■ TEXTE DE LECTURE
# # # # # # #

ENTRETIEN. La réalisatrice du documentaire « Leur Algérie » questionne le silence intime et la séparation de ses grands-parents, immigrés de la première génération.
Pour Lina Soualem, 29 ans, il y avait urgence à filmer « Mémé » et « Pépé ». Après 62 ans de mariage et une longue vie d’exil à Thiers, ville industrielle située dans le centre de la France, la grand-mère Aïcha et le grand-père Mabrouk, ancien ouvrier-polisseur de la coutellerie, ont décidé de se séparer. C’est l’étonnement pour la petite fille d’alors, mais surtout beaucoup d’interrogations. Pour mieux comprendre leur trajectoire de vie et leur histoire, la réalisatrice pose un regard tendre sur ses grands-parents, en rythmant son film d’images d’archives familiales tournées par Zinedine Soualem, son père, mais aussi des images historiques. En partant de la petite histoire, elle brosse le portrait de toute une génération de sacrifiés. Entretien.
Lina Soualem : Dans le cadre de ma licence d’histoire, je me suis spécialisée dans l’histoire des sociétés arabes et contemporaines et j’ai eu la chance d’effectuer un voyage en Algérie en 2011, à 21 ans. J’ai découvert le pays de mes grands-parents, dont je ne connaissais rien. En découvrant Alger, Sétif, Constantine, ou encore Oran, j’ai commencé à me sentir en décalage par rapport à ce que je voyais du pays et ce que ma famille m’avait raconté, à savoir pas grand-chose. Je pouvais à peine mentionner le nom du village, Laouamer, d’où étaient originaires mes grands-parents, ce qu’ils faisaient là-bas, quelle était leur classe sociale. Plus j’avançais dans mes études d’Histoire, moins je connaissais leur histoire à eux. Ces questionnements sont restés dans un coin de ma tête. Quand mon père m’a appelée pour m’apprendre la séparation de mes grands-parents, ces questions ont ressurgi, notamment celle du poids du silence qui m’est devenu insupportable.

# # # # # # #

■ DOCUMENTS FOURNIS
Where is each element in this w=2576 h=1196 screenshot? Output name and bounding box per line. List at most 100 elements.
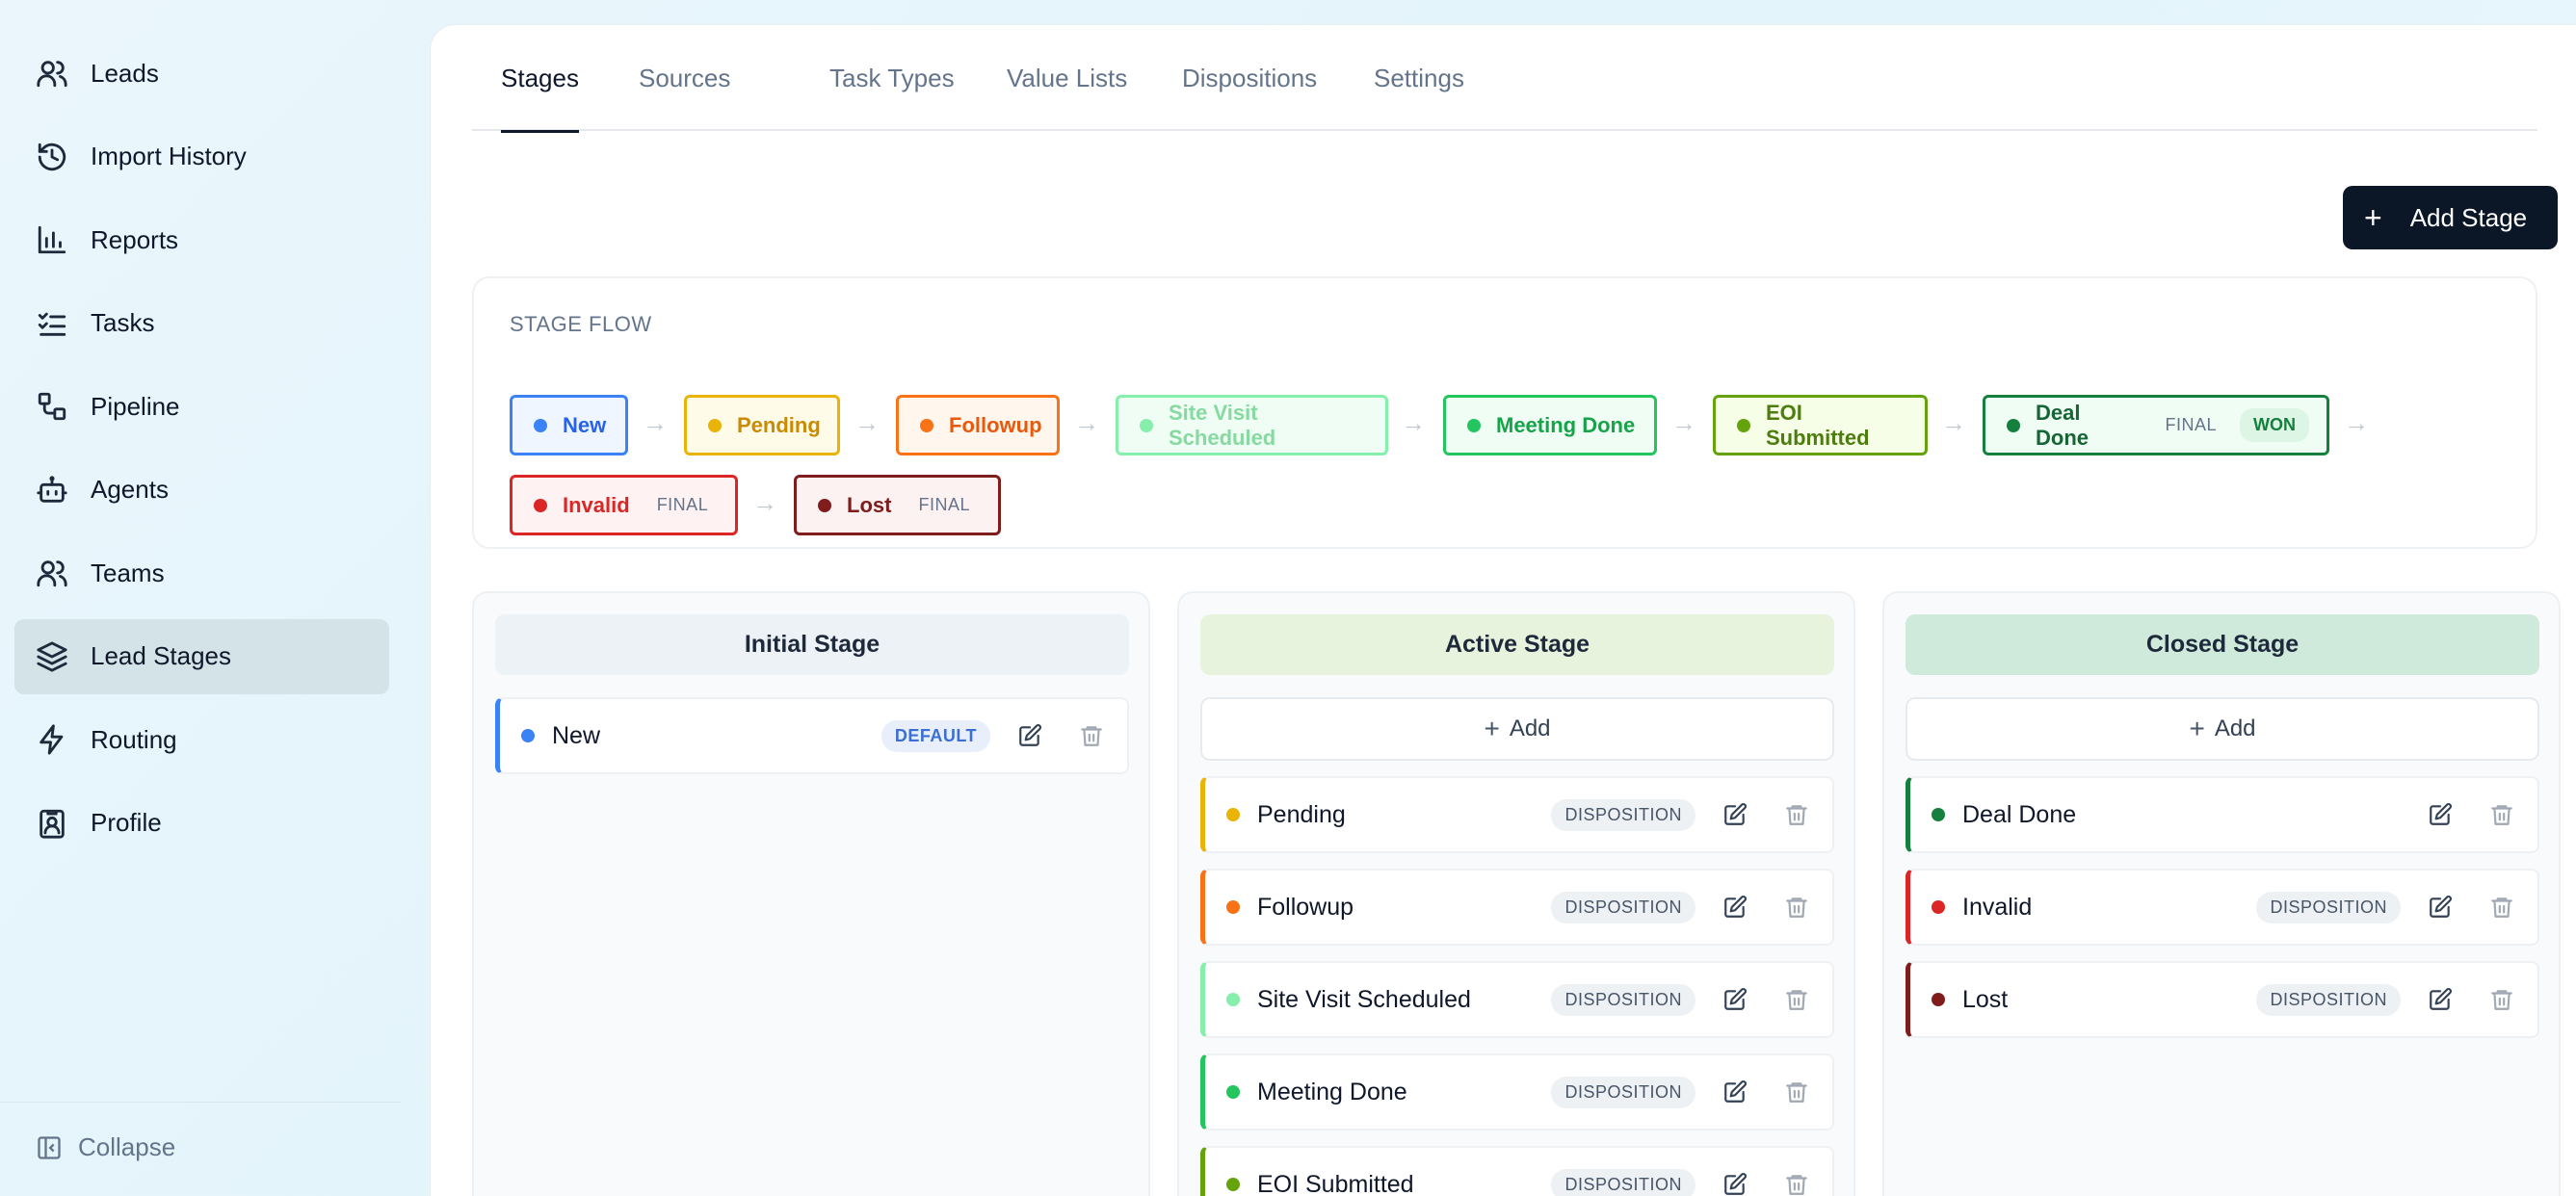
stage-name: Invalid — [1962, 893, 2033, 921]
add-closed-stage-button[interactable]: + Add — [1906, 697, 2539, 761]
sidebar-item-routing[interactable]: Routing — [14, 702, 389, 777]
flow-stage-lost[interactable]: Lost FINAL — [794, 475, 1001, 535]
stage-card-new[interactable]: New DEFAULT — [495, 697, 1129, 774]
zap-icon — [36, 723, 68, 756]
edit-icon[interactable] — [1721, 1078, 1749, 1106]
sidebar-item-profile[interactable]: Profile — [14, 786, 389, 861]
won-tag: WON — [2240, 408, 2309, 442]
tab-settings[interactable]: Settings — [1374, 25, 1464, 131]
stage-card-followup[interactable]: Followup DISPOSITION — [1200, 869, 1834, 946]
final-tag: FINAL — [656, 495, 709, 514]
add-stage-label: Add Stage — [2409, 202, 2528, 232]
add-label: Add — [1509, 715, 1551, 741]
sidebar-item-leads[interactable]: Leads — [14, 36, 389, 111]
stage-card-site-visit-scheduled[interactable]: Site Visit Scheduled DISPOSITION — [1200, 961, 1834, 1038]
edit-icon[interactable] — [1015, 721, 1044, 750]
stage-card-invalid[interactable]: Invalid DISPOSITION — [1906, 869, 2539, 946]
flow-stage-eoi-submitted[interactable]: EOI Submitted — [1713, 395, 1928, 455]
flow-stage-followup[interactable]: Followup — [896, 395, 1060, 455]
arrow-right-icon: → — [643, 408, 668, 437]
sidebar-item-label: Tasks — [91, 308, 155, 337]
add-stage-button[interactable]: + Add Stage — [2343, 186, 2558, 249]
stage-color-dot — [1226, 1085, 1240, 1099]
sidebar-item-tasks[interactable]: Tasks — [14, 286, 389, 361]
sidebar-item-agents[interactable]: Agents — [14, 453, 389, 528]
sidebar-item-lead-stages[interactable]: Lead Stages — [14, 618, 389, 694]
flow-stage-label: Meeting Done — [1496, 412, 1636, 437]
tab-dispositions[interactable]: Dispositions — [1182, 25, 1317, 131]
sidebar-item-pipeline[interactable]: Pipeline — [14, 369, 389, 444]
stage-card-pending[interactable]: Pending DISPOSITION — [1200, 776, 1834, 853]
sidebar-item-import-history[interactable]: Import History — [14, 119, 389, 195]
collapse-button[interactable]: Collapse — [36, 1132, 175, 1162]
trash-icon[interactable] — [1077, 721, 1106, 750]
stage-color-dot — [1932, 900, 1945, 914]
flow-stage-label: Followup — [949, 412, 1042, 437]
stage-color-dot — [1226, 900, 1240, 914]
trash-icon[interactable] — [1782, 893, 1811, 922]
sidebar-item-reports[interactable]: Reports — [14, 202, 389, 277]
disposition-badge: DISPOSITION — [1551, 983, 1695, 1016]
sidebar-item-label: Reports — [91, 224, 179, 254]
edit-icon[interactable] — [1721, 800, 1749, 829]
flow-stage-meeting-done[interactable]: Meeting Done — [1443, 395, 1657, 455]
stage-card-eoi-submitted[interactable]: EOI Submitted DISPOSITION — [1200, 1146, 1834, 1196]
tab-value-lists[interactable]: Value Lists — [1007, 25, 1127, 131]
sidebar-item-label: Teams — [91, 558, 165, 587]
disposition-badge: DISPOSITION — [1551, 1168, 1695, 1196]
stage-color-dot — [534, 498, 547, 512]
tab-sources[interactable]: Sources — [639, 25, 730, 131]
stage-color-dot — [1226, 1178, 1240, 1191]
tab-stages[interactable]: Stages — [501, 25, 579, 133]
arrow-right-icon: → — [752, 488, 777, 517]
sidebar-item-teams[interactable]: Teams — [14, 535, 389, 611]
stage-flow-panel: STAGE FLOW New → Pending → Followup → Si… — [472, 276, 2537, 549]
edit-icon[interactable] — [2426, 800, 2455, 829]
arrow-right-icon: → — [2344, 408, 2369, 437]
stage-card-deal-done[interactable]: Deal Done — [1906, 776, 2539, 853]
sidebar-item-label: Agents — [91, 475, 169, 504]
edit-icon[interactable] — [1721, 985, 1749, 1014]
add-label: Add — [2214, 715, 2256, 741]
edit-icon[interactable] — [1721, 893, 1749, 922]
trash-icon[interactable] — [2487, 800, 2516, 829]
stage-name: New — [552, 721, 601, 749]
stage-card-meeting-done[interactable]: Meeting Done DISPOSITION — [1200, 1053, 1834, 1131]
sidebar-item-label: Pipeline — [91, 391, 180, 421]
flow-stage-new[interactable]: New — [510, 395, 628, 455]
add-active-stage-button[interactable]: + Add — [1200, 697, 1834, 761]
sidebar-item-label: Leads — [91, 58, 159, 88]
stage-color-dot — [708, 418, 722, 432]
edit-icon[interactable] — [2426, 985, 2455, 1014]
flow-stage-site-visit-scheduled[interactable]: Site Visit Scheduled — [1116, 395, 1388, 455]
active-stage-column: Active Stage + Add Pending DISPOSITION F… — [1177, 591, 1855, 1196]
flow-stage-deal-done[interactable]: Deal Done FINAL WON — [1983, 395, 2329, 455]
plus-icon: + — [2364, 199, 2382, 235]
edit-icon[interactable] — [2426, 893, 2455, 922]
trash-icon[interactable] — [2487, 893, 2516, 922]
stage-card-lost[interactable]: Lost DISPOSITION — [1906, 961, 2539, 1038]
edit-icon[interactable] — [1721, 1170, 1749, 1196]
trash-icon[interactable] — [1782, 1170, 1811, 1196]
stage-name: Site Visit Scheduled — [1257, 985, 1471, 1013]
flow-stage-pending[interactable]: Pending — [684, 395, 840, 455]
flow-stage-invalid[interactable]: Invalid FINAL — [510, 475, 738, 535]
bar-chart-icon — [36, 223, 68, 256]
trash-icon[interactable] — [1782, 985, 1811, 1014]
flow-stage-label: New — [563, 412, 607, 437]
default-badge: DEFAULT — [881, 719, 990, 752]
trash-icon[interactable] — [1782, 800, 1811, 829]
tab-task-types[interactable]: Task Types — [829, 25, 955, 131]
disposition-badge: DISPOSITION — [2256, 891, 2401, 923]
arrow-right-icon: → — [1941, 408, 1966, 437]
stage-name: Deal Done — [1962, 800, 2077, 828]
final-tag: FINAL — [2165, 415, 2217, 434]
flow-stage-label: Lost — [847, 492, 892, 517]
trash-icon[interactable] — [1782, 1078, 1811, 1106]
stage-color-dot — [2007, 418, 2020, 432]
sidebar-item-label: Import History — [91, 142, 247, 170]
trash-icon[interactable] — [2487, 985, 2516, 1014]
stage-name: EOI Submitted — [1257, 1170, 1414, 1196]
disposition-badge: DISPOSITION — [1551, 1076, 1695, 1108]
id-badge-icon — [36, 807, 68, 840]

# # # # # # #

■ OBJECTIF
Poursuivez l'entretien consacré au documentaire « Leur Algérie » à partir de sa dernière phrase.

■ CORRIGÉ
Qu’aviez-vous besoin d’apprendre et de comprendre de leur histoire et de la vôtre en faisant le film ?
J’avais envie de comprendre comment mes grands-parents avaient été affectés par la colonisation, par le massacre de Sétif en 1945, par la guerre. Je voulais des réponses très concrètes. Je voulais qu’ils me racontent comment ils s’étaient rencontrés. Mais surtout, je voulais savoir pourquoi ils n’avaient jamais parlé de tout ça. J’ai fini par comprendre que je ne pouvais pas avoir toutes mes réponses, car ce silence raconte aussi quelque chose. Il traduit la douleur du déracinement et de l’exil. Cette douleur est indicible et donc très difficile à raconter. Tout se passe dans l’émotion, les gestes et le peu de paroles que mes grands-parents livrent. J’ai aussi changé mon processus en arrêtant de leur poser des questions directes. Je les ai emmenés dans des lieux, leur ai montré des photos pour réactiver leur mémoire. Ce dont j’étais convaincue depuis le départ, c’est que je savais que l’intime et le politique étaient imbriqués.
Un couple d’immigrés algériens de la première génération qui se sépare, c’est rare. Qu’est-ce que cela traduit selon vous ?
La séparation de mes grands-parents ne relève pas que de l’intime. Elle est la conséquence d’une suite de séparations qu’ils ont vécues. La première étant la séparation avec la terre natale, avec les parents… Ces déchirements n’ont fait que se répéter tout au long de leur vie.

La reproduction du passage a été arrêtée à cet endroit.